Problem details →
Write out each line exactly as it stands, please.

Stored entries →
——

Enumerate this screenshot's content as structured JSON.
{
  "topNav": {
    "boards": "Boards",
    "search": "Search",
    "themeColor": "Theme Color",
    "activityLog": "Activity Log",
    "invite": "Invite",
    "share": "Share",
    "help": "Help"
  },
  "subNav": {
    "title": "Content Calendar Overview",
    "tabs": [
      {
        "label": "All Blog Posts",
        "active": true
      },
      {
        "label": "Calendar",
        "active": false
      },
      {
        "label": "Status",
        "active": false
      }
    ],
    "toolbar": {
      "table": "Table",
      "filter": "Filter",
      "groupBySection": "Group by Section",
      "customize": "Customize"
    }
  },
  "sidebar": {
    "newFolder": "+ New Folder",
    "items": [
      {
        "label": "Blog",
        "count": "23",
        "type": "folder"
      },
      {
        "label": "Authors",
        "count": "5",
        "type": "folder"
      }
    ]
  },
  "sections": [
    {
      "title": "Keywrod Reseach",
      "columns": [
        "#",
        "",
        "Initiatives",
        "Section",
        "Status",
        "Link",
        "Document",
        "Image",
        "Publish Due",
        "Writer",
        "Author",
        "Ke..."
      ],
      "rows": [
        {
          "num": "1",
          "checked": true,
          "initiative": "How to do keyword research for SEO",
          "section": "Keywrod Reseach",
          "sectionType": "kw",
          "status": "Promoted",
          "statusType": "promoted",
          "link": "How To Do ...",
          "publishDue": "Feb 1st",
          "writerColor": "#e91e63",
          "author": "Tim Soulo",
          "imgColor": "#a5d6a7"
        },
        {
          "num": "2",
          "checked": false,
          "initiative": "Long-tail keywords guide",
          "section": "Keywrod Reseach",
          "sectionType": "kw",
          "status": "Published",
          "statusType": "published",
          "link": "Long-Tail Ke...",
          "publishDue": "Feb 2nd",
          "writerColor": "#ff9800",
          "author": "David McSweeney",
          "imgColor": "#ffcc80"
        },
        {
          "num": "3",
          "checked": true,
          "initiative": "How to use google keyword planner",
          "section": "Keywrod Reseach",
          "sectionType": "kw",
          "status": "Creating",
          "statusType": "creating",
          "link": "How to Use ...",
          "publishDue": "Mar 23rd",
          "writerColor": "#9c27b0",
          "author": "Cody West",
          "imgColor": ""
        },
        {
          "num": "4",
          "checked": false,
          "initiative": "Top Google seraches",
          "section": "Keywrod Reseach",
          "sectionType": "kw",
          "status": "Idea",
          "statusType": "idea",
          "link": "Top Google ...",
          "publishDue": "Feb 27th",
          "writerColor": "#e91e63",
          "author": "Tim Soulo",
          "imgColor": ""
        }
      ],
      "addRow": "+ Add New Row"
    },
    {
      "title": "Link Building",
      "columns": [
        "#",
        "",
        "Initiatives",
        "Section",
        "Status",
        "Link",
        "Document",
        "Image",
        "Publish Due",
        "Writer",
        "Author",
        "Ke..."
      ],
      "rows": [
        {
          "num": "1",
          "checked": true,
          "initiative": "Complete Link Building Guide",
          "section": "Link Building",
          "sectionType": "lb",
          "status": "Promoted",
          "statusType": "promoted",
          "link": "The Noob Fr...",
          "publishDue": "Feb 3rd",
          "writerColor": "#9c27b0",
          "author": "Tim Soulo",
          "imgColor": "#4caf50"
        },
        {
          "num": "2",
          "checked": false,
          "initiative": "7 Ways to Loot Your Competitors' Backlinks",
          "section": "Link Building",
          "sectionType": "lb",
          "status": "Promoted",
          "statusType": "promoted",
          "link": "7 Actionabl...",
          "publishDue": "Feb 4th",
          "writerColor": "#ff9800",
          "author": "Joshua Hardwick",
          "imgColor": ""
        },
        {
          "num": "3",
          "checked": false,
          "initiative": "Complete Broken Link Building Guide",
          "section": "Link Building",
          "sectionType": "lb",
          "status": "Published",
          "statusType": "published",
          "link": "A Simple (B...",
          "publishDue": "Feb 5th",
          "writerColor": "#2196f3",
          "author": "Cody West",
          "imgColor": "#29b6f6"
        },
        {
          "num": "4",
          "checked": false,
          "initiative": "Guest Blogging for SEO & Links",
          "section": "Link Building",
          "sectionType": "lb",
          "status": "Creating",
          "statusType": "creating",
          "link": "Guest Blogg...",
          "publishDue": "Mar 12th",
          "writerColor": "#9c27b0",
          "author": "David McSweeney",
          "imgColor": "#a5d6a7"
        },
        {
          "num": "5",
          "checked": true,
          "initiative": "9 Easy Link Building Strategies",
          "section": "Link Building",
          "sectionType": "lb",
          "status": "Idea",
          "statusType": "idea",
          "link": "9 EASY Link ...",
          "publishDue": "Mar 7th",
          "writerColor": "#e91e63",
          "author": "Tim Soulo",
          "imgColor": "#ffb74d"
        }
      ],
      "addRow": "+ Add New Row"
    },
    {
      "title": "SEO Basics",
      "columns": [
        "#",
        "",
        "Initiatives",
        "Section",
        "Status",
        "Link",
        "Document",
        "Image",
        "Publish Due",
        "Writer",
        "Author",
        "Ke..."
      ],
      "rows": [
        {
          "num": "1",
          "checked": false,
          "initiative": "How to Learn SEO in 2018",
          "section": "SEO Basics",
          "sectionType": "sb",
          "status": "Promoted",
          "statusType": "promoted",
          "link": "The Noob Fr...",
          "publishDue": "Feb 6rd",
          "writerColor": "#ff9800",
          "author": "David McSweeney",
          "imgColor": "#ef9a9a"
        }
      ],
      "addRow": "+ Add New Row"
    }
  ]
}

——

The answer →
Enumerate this screenshot's content as structured JSON.
{
  "topNav": {
    "boards": "Boards",
    "search": "Search",
    "themeColor": "Theme Color",
    "activityLog": "Activity Log",
    "invite": "Invite",
    "share": "Share",
    "help": "Help"
  },
  "subNav": {
    "title": "Content Calendar Overview",
    "tabs": [
      {
        "label": "All Blog Posts",
        "active": true
      },
      {
        "label": "Calendar",
        "active": false
      },
      {
        "label": "Status",
        "active": false
      }
    ],
    "toolbar": {
      "table": "Table",
      "filter": "Filter",
      "groupBySection": "Group by Section",
      "customize": "Customize"
    }
  },
  "sidebar": {
    "newFolder": "+ New Folder",
    "items": [
      {
        "label": "Blog",
        "count": "23",
        "type": "folder"
      },
      {
        "label": "Authors",
        "count": "5",
        "type": "folder"
      }
    ]
  },
  "sections": [
    {
      "title": "Keywrod Reseach",
      "columns": [
        "#",
        "",
        "Initiatives",
        "Section",
        "Status",
        "Link",
        "Document",
        "Image",
        "Publish Due",
        "Writer",
        "Author",
        "Ke..."
      ],
      "rows": [
        {
          "num": "1",
          "checked": true,
          "initiative": "How to do keyword research for SEO",
          "section": "Keywrod Reseach",
          "sectionType": "kw",
          "status": "Promoted",
          "statusType": "promoted",
          "link": "How To Do ...",
          "publishDue": "Feb 1st",
          "writerColor": "#e91e63",
          "author": "Tim Soulo",
          "imgColor": "#a5d6a7"
        },
        {
          "num": "2",
          "checked": false,
          "initiative": "Long-tail keywords guide",
          "section": "Keywrod Reseach",
          "sectionType": "kw",
          "status": "Published",
          "statusType": "published",
          "link": "Long-Tail Ke...",
          "publishDue": "Feb 2nd",
          "writerColor": "#ff9800",
          "author": "David McSweeney",
          "imgColor": "#ffcc80"
        },
        {
          "num": "3",
          "checked": true,
          "initiative": "How to use google keyword planner",
          "section": "Keywrod Reseach",
          "sectionType": "kw",
          "status": "Creating",
          "statusType": "creating",
          "link": "How to Use ...",
          "publishDue": "Mar 23rd",
          "writerColor": "#9c27b0",
          "author": "Cody West",
          "imgColor": ""
        },
        {
          "num": "4",
          "checked": false,
          "initiative": "Top Google seraches",
          "section": "Keywrod Reseach",
          "sectionType": "kw",
          "status": "Idea",
          "statusType": "idea",
          "link": "Top Google ...",
          "publishDue": "Feb 27th",
          "writerColor": "#e91e63",
          "author": "Tim Soulo",
          "imgColor": ""
        }
      ],
      "addRow": "+ Add New Row"
    },
    {
      "title": "Link Building",
      "columns": [
        "#",
        "",
        "Initiatives",
        "Section",
        "Status",
        "Link",
        "Document",
        "Image",
        "Publish Due",
        "Writer",
        "Author",
        "Ke..."
      ],
      "rows": [
        {
          "num": "1",
          "checked": true,
          "initiative": "Complete Link Building Guide",
          "section": "Link Building",
          "sectionType": "lb",
          "status": "Promoted",
          "statusType": "promoted",
          "link": "The Noob Fr...",
          "publishDue": "Feb 3rd",
          "writerColor": "#9c27b0",
          "author": "Tim Soulo",
          "imgColor": "#4caf50"
        },
        {
          "num": "2",
          "checked": false,
          "initiative": "7 Ways to Loot Your Competitors' Backlinks",
          "section": "Link Building",
          "sectionType": "lb",
          "status": "Promoted",
          "statusType": "promoted",
          "link": "7 Actionabl...",
          "publishDue": "Feb 4th",
          "writerColor": "#ff9800",
          "author": "Joshua Hardwick",
          "imgColor": ""
        },
        {
          "num": "3",
          "checked": false,
          "initiative": "Complete Broken Link Building Guide",
          "section": "Link Building",
          "sectionType": "lb",
          "status": "Published",
          "statusType": "published",
          "link": "A Simple (B...",
          "publishDue": "Feb 5th",
          "writerColor": "#2196f3",
          "author": "Cody West",
          "imgColor": "#29b6f6"
        },
        {
          "num": "4",
          "checked": false,
          "initiative": "Guest Blogging for SEO & Links",
          "section": "Link Building",
          "sectionType": "lb",
          "status": "Creating",
          "statusType": "creating",
          "link": "Guest Blogg...",
          "publishDue": "Mar 12th",
          "writerColor": "#9c27b0",
          "author": "David McSweeney",
          "imgColor": "#a5d6a7"
        },
        {
          "num": "5",
          "checked": true,
          "initiative": "9 Easy Link Building Strategies",
          "section": "Link Building",
          "sectionType": "lb",
          "status": "Idea",
          "statusType": "idea",
          "link": "9 EASY Link ...",
          "publishDue": "Mar 7th",
          "writerColor": "#e91e63",
          "author": "Tim Soulo",
          "imgColor": "#ffb74d"
        }
      ],
      "addRow": "+ Add New Row"
    },
    {
      "title": "SEO Basics",
      "columns": [
        "#",
        "",
        "Initiatives",
        "Section",
        "Status",
        "Link",
        "Document",
        "Image",
        "Publish Due",
        "Writer",
        "Author",
        "Ke..."
      ],
      "rows": [
        {
          "num": "1",
          "checked": false,
          "initiative": "How to Learn SEO in 2018",
          "section": "SEO Basics",
          "sectionType": "sb",
          "status": "Promoted",
          "statusType": "promoted",
          "link": "The Noob Fr...",
          "publishDue": "Feb 6rd",
          "writerColor": "#ff9800",
          "author": "David McSweeney",
          "imgColor": "#ef9a9a"
        }
      ],
      "addRow": "+ Add New Row"
    }
  ]
}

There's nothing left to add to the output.